** Start of Extracted data **

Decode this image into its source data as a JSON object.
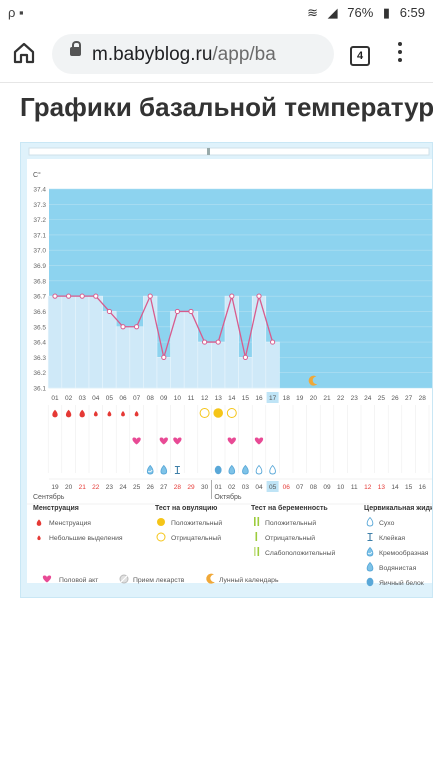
{
  "status_bar": {
    "left_icons": "ρ ▪",
    "battery": "76%",
    "time": "6:59"
  },
  "browser": {
    "url_host": "m.babyblog.ru",
    "url_path": "/app/ba",
    "tab_count": "4"
  },
  "page": {
    "title": "Графики базальной температур"
  },
  "chart_data": {
    "type": "line",
    "title": "",
    "ylabel": "C°",
    "ylim": [
      36.1,
      37.4
    ],
    "yticks": [
      "37.4",
      "37.3",
      "37.2",
      "37.1",
      "37.0",
      "36.9",
      "36.8",
      "36.7",
      "36.6",
      "36.5",
      "36.4",
      "36.3",
      "36.2",
      "36.1"
    ],
    "cycle_days": [
      "01",
      "02",
      "03",
      "04",
      "05",
      "06",
      "07",
      "08",
      "09",
      "10",
      "11",
      "12",
      "13",
      "14",
      "15",
      "16",
      "17",
      "18",
      "19",
      "20",
      "21",
      "22",
      "23",
      "24",
      "25",
      "26",
      "27",
      "28"
    ],
    "current_day": "17",
    "temperature": [
      36.7,
      36.7,
      36.7,
      36.7,
      36.6,
      36.5,
      36.5,
      36.7,
      36.3,
      36.6,
      36.6,
      36.4,
      36.4,
      36.7,
      36.3,
      36.7,
      36.4
    ],
    "menstruation_days": [
      "01",
      "02",
      "03"
    ],
    "light_bleeding_days": [
      "04",
      "05",
      "06",
      "07"
    ],
    "ovulation_negative_days": [
      "12",
      "14"
    ],
    "ovulation_positive_days": [
      "13"
    ],
    "intercourse_days": [
      "07",
      "09",
      "10",
      "14",
      "16"
    ],
    "cervical": [
      {
        "day": "08",
        "kind": "creamy"
      },
      {
        "day": "09",
        "kind": "watery"
      },
      {
        "day": "10",
        "kind": "sticky"
      },
      {
        "day": "13",
        "kind": "egg-white"
      },
      {
        "day": "14",
        "kind": "watery"
      },
      {
        "day": "15",
        "kind": "watery"
      },
      {
        "day": "16",
        "kind": "dry"
      },
      {
        "day": "17",
        "kind": "dry"
      }
    ],
    "moon_day": "20",
    "dates": [
      "19",
      "20",
      "21",
      "22",
      "23",
      "24",
      "25",
      "26",
      "27",
      "28",
      "29",
      "30",
      "01",
      "02",
      "03",
      "04",
      "05",
      "06",
      "07",
      "08",
      "09",
      "10",
      "11",
      "12",
      "13",
      "14",
      "15",
      "16"
    ],
    "weekend_dates": [
      "21",
      "22",
      "28",
      "29",
      "05",
      "06",
      "12",
      "13"
    ],
    "today_date": "05",
    "month_labels": [
      "Сентябрь",
      "Октябрь"
    ]
  },
  "legend": {
    "menstruation": {
      "title": "Менструация",
      "items": [
        "Менструация",
        "Небольшие выделения"
      ]
    },
    "ovulation": {
      "title": "Тест на овуляцию",
      "items": [
        "Положительный",
        "Отрицательный"
      ]
    },
    "pregnancy": {
      "title": "Тест на беременность",
      "items": [
        "Положительный",
        "Отрицательный",
        "Слабоположительный"
      ]
    },
    "cervical": {
      "title": "Цервикальная жидк",
      "items": [
        "Сухо",
        "Клейкая",
        "Кремообразная",
        "Водянистая",
        "Яичный белок"
      ]
    },
    "bottom": [
      "Половой акт",
      "Прием лекарств",
      "Лунный календарь"
    ]
  },
  "colors": {
    "plot_bg": "#8dd3ef",
    "bar": "#cfe9f8",
    "line": "#d85b8d",
    "heart": "#e84a95",
    "blood": "#e53935",
    "yellow": "#f5c518",
    "drop": "#7ec3e8",
    "green": "#9ccc3c"
  }
}
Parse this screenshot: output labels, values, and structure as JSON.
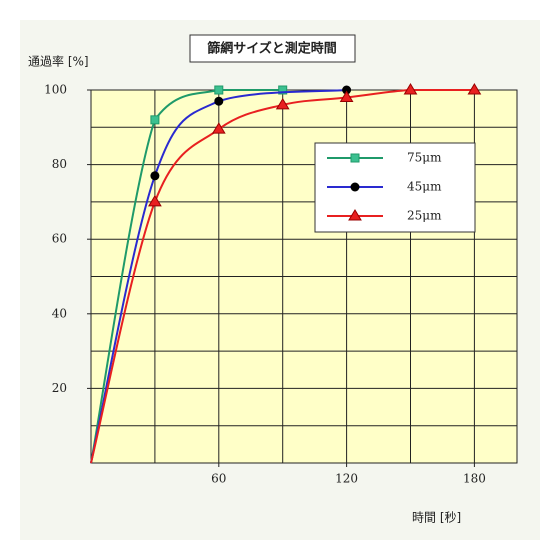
{
  "chart_data": {
    "type": "line",
    "title": "篩網サイズと測定時間",
    "y_label": "通過率 [%]",
    "x_label": "時間 [秒]",
    "xlim": [
      0,
      200
    ],
    "ylim": [
      0,
      100
    ],
    "xticks": [
      60,
      120,
      180
    ],
    "yticks": [
      20,
      40,
      60,
      80,
      100
    ],
    "xgrid": [
      30,
      60,
      90,
      120,
      150,
      180
    ],
    "ygrid": [
      10,
      20,
      30,
      40,
      50,
      60,
      70,
      80,
      90,
      100
    ],
    "grid": true,
    "plot_color": "#ffffc8",
    "legend": "upper right",
    "series": [
      {
        "name": "75μm",
        "color": "#1f9a6a",
        "marker": "square",
        "x": [
          0,
          30,
          60,
          90
        ],
        "values": [
          0,
          92,
          100,
          100
        ]
      },
      {
        "name": "45μm",
        "color": "#2a2ad0",
        "marker": "circle",
        "x": [
          0,
          30,
          60,
          120
        ],
        "values": [
          0,
          77,
          97,
          100
        ]
      },
      {
        "name": "25μm",
        "color": "#e82020",
        "marker": "triangle",
        "x": [
          0,
          30,
          60,
          90,
          120,
          150,
          180
        ],
        "values": [
          0,
          70,
          89.5,
          96,
          98,
          100,
          100
        ]
      }
    ]
  }
}
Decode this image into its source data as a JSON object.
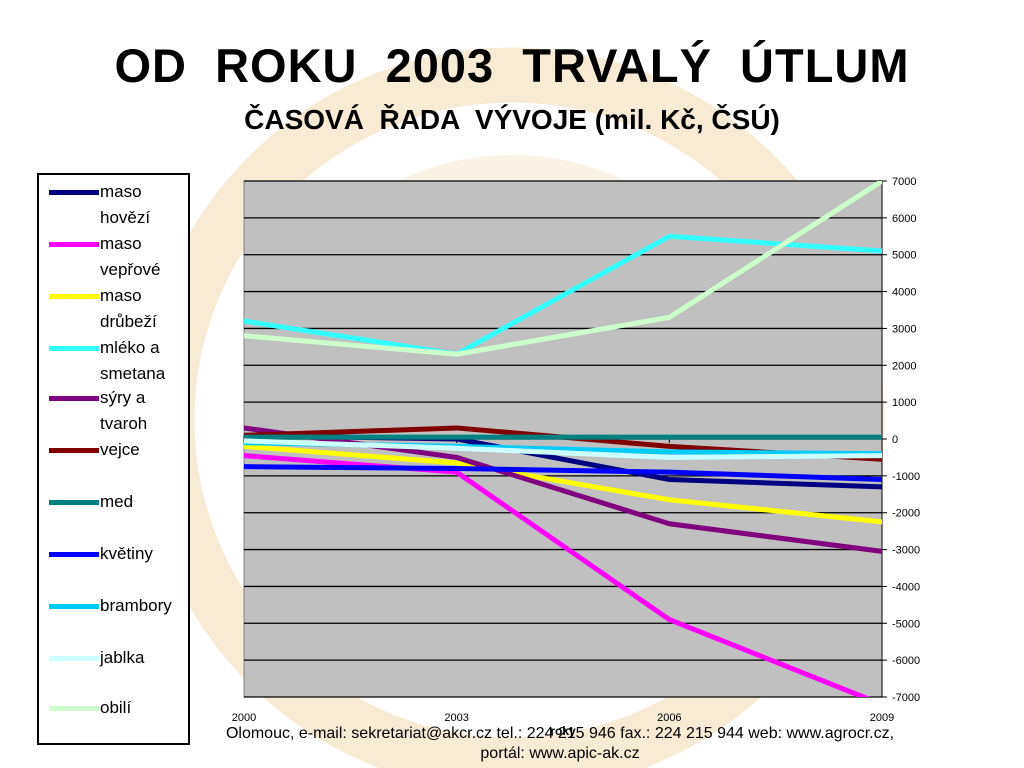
{
  "header": {
    "title": "OD  ROKU  2003  TRVALÝ  ÚTLUM",
    "subtitle": "ČASOVÁ  ŘADA  VÝVOJE (mil. Kč, ČSÚ)"
  },
  "footer": {
    "line1": "Olomouc, e-mail: sekretariat@akcr.cz tel.: 224 215 946 fax.: 224 215 944 web: www.agrocr.cz,",
    "line2": "portál: www.apic-ak.cz"
  },
  "chart_data": {
    "type": "line",
    "x": [
      "2000",
      "2003",
      "2006",
      "2009"
    ],
    "xlabel": "roky",
    "ylabel": "",
    "ylim": [
      -7000,
      7000
    ],
    "yticks": [
      7000,
      6000,
      5000,
      4000,
      3000,
      2000,
      1000,
      0,
      -1000,
      -2000,
      -3000,
      -4000,
      -5000,
      -6000,
      -7000
    ],
    "grid": true,
    "plot_background": "#c0c0c0",
    "legend_position": "left",
    "series": [
      {
        "name": "maso hovězí",
        "color": "#000080",
        "values": [
          100,
          0,
          -1100,
          -1300
        ]
      },
      {
        "name": "maso vepřové",
        "color": "#ff00ff",
        "values": [
          -450,
          -900,
          -4900,
          -7200
        ]
      },
      {
        "name": "maso drůbeží",
        "color": "#ffff00",
        "values": [
          -200,
          -650,
          -1650,
          -2250
        ]
      },
      {
        "name": "mléko a smetana",
        "color": "#33ffff",
        "values": [
          3200,
          2300,
          5500,
          5100
        ]
      },
      {
        "name": "sýry a tvaroh",
        "color": "#800080",
        "values": [
          300,
          -500,
          -2300,
          -3050
        ]
      },
      {
        "name": "vejce",
        "color": "#800000",
        "values": [
          100,
          300,
          -200,
          -550
        ]
      },
      {
        "name": "med",
        "color": "#008080",
        "values": [
          50,
          50,
          50,
          50
        ]
      },
      {
        "name": "květiny",
        "color": "#0000ff",
        "values": [
          -750,
          -800,
          -900,
          -1100
        ]
      },
      {
        "name": "brambory",
        "color": "#00ccff",
        "values": [
          -100,
          -200,
          -350,
          -400
        ]
      },
      {
        "name": "jablka",
        "color": "#ccffff",
        "values": [
          -50,
          -250,
          -500,
          -450
        ]
      },
      {
        "name": "obilí",
        "color": "#ccffcc",
        "values": [
          2800,
          2300,
          3300,
          7000
        ]
      }
    ]
  }
}
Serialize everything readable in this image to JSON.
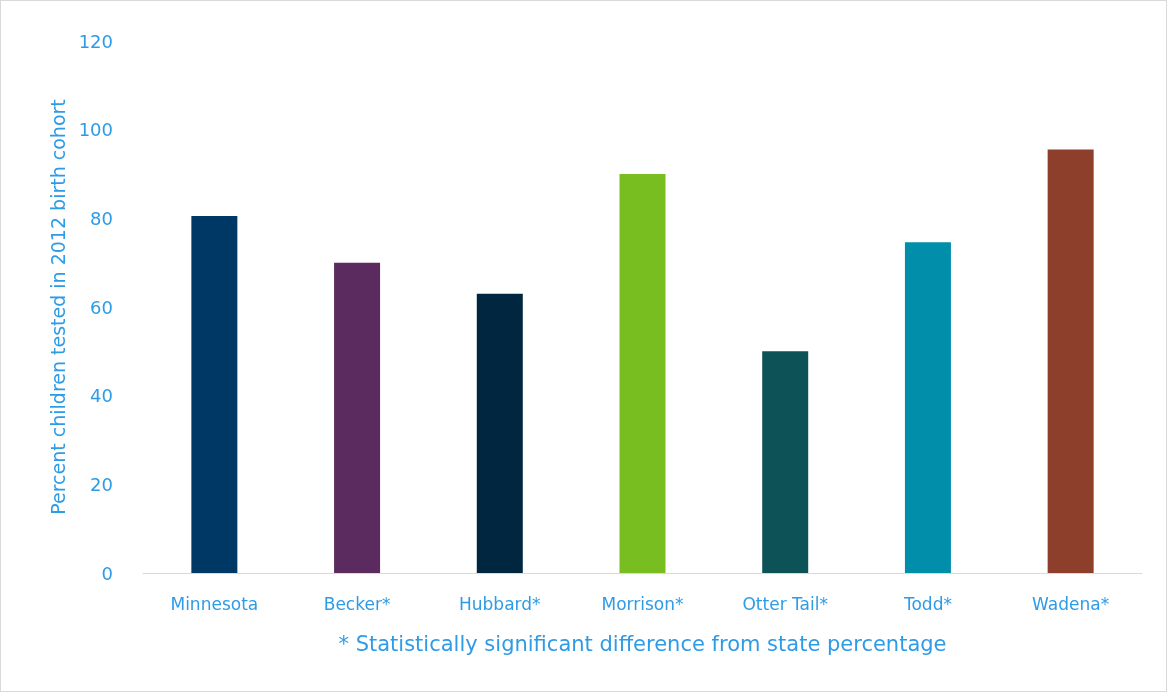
{
  "chart_data": {
    "type": "bar",
    "categories": [
      "Minnesota",
      "Becker*",
      "Hubbard*",
      "Morrison*",
      "Otter Tail*",
      "Todd*",
      "Wadena*"
    ],
    "values": [
      80.5,
      70,
      63,
      90,
      50,
      74.6,
      95.5
    ],
    "colors": [
      "#003865",
      "#5b2a5e",
      "#002640",
      "#78be20",
      "#0d5257",
      "#008eaa",
      "#8d3f2b"
    ],
    "ylabel": "Percent children tested in 2012 birth cohort",
    "xlabel": "* Statistically significant difference from state percentage",
    "ylim": [
      0,
      120
    ],
    "yticks": [
      0,
      20,
      40,
      60,
      80,
      100,
      120
    ],
    "grid": false
  }
}
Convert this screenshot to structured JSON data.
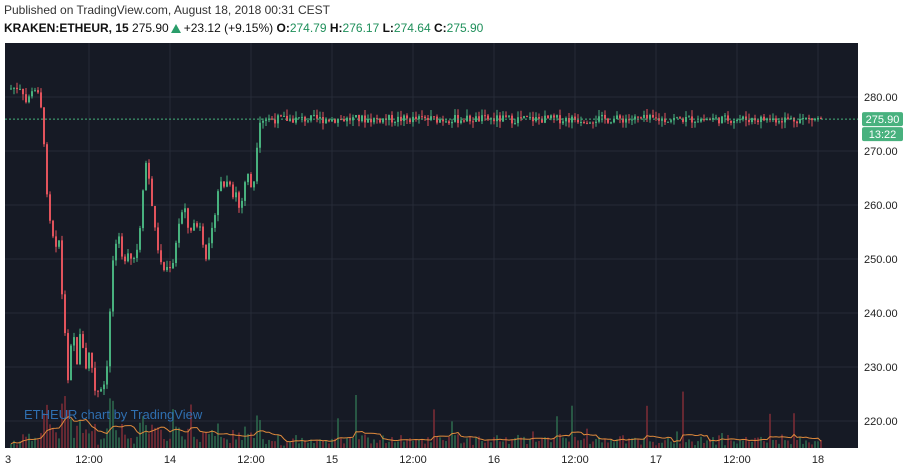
{
  "header": {
    "published_line": "Published on TradingView.com, August 18, 2018 00:31 CEST",
    "symbol": "KRAKEN:ETHEUR, 15",
    "last": "275.90",
    "change": "+23.12 (+9.15%)",
    "o_label": "O:",
    "o_value": "274.79",
    "h_label": "H:",
    "h_value": "276.17",
    "l_label": "L:",
    "l_value": "274.64",
    "c_label": "C:",
    "c_value": "275.90"
  },
  "price_badge": "275.90",
  "countdown_badge": "13:22",
  "watermark": "ETHEUR chart by TradingView",
  "colors": {
    "background": "#161a25",
    "grid": "#262b38",
    "up": "#48b17e",
    "down": "#e2535c",
    "ma": "#e08a3c",
    "price_line": "#46b27c",
    "badge": "#48b17e"
  },
  "chart_data": {
    "type": "candlestick",
    "symbol": "KRAKEN:ETHEUR",
    "interval": "15",
    "y_ticks": [
      "280.00",
      "270.00",
      "260.00",
      "250.00",
      "240.00",
      "230.00",
      "220.00"
    ],
    "x_ticks": [
      "3",
      "12:00",
      "14",
      "12:00",
      "15",
      "12:00",
      "16",
      "12:00",
      "17",
      "12:00",
      "18"
    ],
    "ylim": [
      215,
      290
    ],
    "last_price": 275.9,
    "approx_path": [
      [
        0,
        281.5
      ],
      [
        0.08,
        282.0
      ],
      [
        0.1,
        279.0
      ],
      [
        0.12,
        279.5
      ],
      [
        0.14,
        281.5
      ],
      [
        0.17,
        281.5
      ],
      [
        0.195,
        278.0
      ],
      [
        0.21,
        276.0
      ],
      [
        0.23,
        262.5
      ],
      [
        0.25,
        257.0
      ],
      [
        0.27,
        254.0
      ],
      [
        0.29,
        251.5
      ],
      [
        0.31,
        253.5
      ],
      [
        0.33,
        242.0
      ],
      [
        0.35,
        235.0
      ],
      [
        0.365,
        226.5
      ],
      [
        0.38,
        233.0
      ],
      [
        0.4,
        235.5
      ],
      [
        0.42,
        231.0
      ],
      [
        0.44,
        236.0
      ],
      [
        0.46,
        233.5
      ],
      [
        0.48,
        229.0
      ],
      [
        0.5,
        234.0
      ],
      [
        0.52,
        227.5
      ],
      [
        0.54,
        224.5
      ],
      [
        0.56,
        227.0
      ],
      [
        0.58,
        225.5
      ],
      [
        0.6,
        230.0
      ],
      [
        0.61,
        231.5
      ],
      [
        0.62,
        238.0
      ],
      [
        0.64,
        249.5
      ],
      [
        0.66,
        252.0
      ],
      [
        0.68,
        253.5
      ],
      [
        0.7,
        249.5
      ],
      [
        0.72,
        250.5
      ],
      [
        0.74,
        252.0
      ],
      [
        0.76,
        249.5
      ],
      [
        0.78,
        251.0
      ],
      [
        0.8,
        253.0
      ],
      [
        0.82,
        260.5
      ],
      [
        0.84,
        268.5
      ],
      [
        0.86,
        266.0
      ],
      [
        0.88,
        261.0
      ],
      [
        0.9,
        255.5
      ],
      [
        0.92,
        252.0
      ],
      [
        0.94,
        248.5
      ],
      [
        0.96,
        248.0
      ],
      [
        0.98,
        248.5
      ],
      [
        1.0,
        249.0
      ],
      [
        1.02,
        250.0
      ],
      [
        1.04,
        256.0
      ],
      [
        1.06,
        257.5
      ],
      [
        1.08,
        260.0
      ],
      [
        1.1,
        256.0
      ],
      [
        1.12,
        255.5
      ],
      [
        1.14,
        256.5
      ],
      [
        1.16,
        256.0
      ],
      [
        1.18,
        256.5
      ],
      [
        1.2,
        253.0
      ],
      [
        1.22,
        250.0
      ],
      [
        1.24,
        253.0
      ],
      [
        1.26,
        256.0
      ],
      [
        1.28,
        261.0
      ],
      [
        1.3,
        264.5
      ],
      [
        1.32,
        263.5
      ],
      [
        1.34,
        264.0
      ],
      [
        1.36,
        265.0
      ],
      [
        1.38,
        262.0
      ],
      [
        1.4,
        262.5
      ],
      [
        1.42,
        259.5
      ],
      [
        1.44,
        261.0
      ],
      [
        1.46,
        265.0
      ],
      [
        1.48,
        265.5
      ],
      [
        1.5,
        262.5
      ],
      [
        1.52,
        266.0
      ],
      [
        1.54,
        275.9
      ]
    ]
  }
}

** End of Extracted data **

» **What the task asks**: In the entries above, how many lines contain the word "xlabel"? Answer with the number only.

» **Reply**: 2